* Stated problem
Report, word for word, every line of the material that contains "title".

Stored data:
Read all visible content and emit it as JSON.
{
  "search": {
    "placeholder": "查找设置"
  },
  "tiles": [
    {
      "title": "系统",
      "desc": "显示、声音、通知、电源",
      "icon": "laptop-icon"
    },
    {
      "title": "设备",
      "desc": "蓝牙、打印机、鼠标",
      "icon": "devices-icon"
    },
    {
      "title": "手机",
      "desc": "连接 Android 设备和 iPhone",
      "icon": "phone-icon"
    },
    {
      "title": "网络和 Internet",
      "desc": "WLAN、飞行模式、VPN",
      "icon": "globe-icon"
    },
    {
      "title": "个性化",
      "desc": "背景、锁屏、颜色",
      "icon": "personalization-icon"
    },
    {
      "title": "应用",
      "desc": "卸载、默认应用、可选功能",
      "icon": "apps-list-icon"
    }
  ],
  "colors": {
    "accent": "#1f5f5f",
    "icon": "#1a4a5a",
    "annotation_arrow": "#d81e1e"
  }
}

--

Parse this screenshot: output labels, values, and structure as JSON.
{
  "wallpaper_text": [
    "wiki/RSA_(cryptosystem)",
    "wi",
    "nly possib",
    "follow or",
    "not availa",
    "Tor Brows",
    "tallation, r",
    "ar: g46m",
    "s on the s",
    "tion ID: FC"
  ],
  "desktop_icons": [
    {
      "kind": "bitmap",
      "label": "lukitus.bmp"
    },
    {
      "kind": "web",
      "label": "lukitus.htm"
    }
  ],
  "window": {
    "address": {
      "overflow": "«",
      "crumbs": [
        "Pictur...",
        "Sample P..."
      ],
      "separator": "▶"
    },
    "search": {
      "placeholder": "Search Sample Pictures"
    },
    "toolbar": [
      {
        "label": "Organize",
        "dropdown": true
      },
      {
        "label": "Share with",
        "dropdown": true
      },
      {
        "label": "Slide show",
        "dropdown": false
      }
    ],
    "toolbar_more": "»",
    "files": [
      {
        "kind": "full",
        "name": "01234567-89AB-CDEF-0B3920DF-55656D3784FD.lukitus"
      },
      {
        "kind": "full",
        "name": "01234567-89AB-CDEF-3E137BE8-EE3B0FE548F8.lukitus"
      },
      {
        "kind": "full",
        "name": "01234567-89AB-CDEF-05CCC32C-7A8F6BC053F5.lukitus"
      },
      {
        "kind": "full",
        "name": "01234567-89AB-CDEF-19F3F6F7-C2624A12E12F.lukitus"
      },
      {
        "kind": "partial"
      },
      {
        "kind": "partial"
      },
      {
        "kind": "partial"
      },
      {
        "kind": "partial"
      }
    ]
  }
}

* Solution below
      "title": "系统",
      "title": "设备",
      "title": "手机",
      "title": "网络和 Internet",
      "title": "个性化",
      "title": "应用",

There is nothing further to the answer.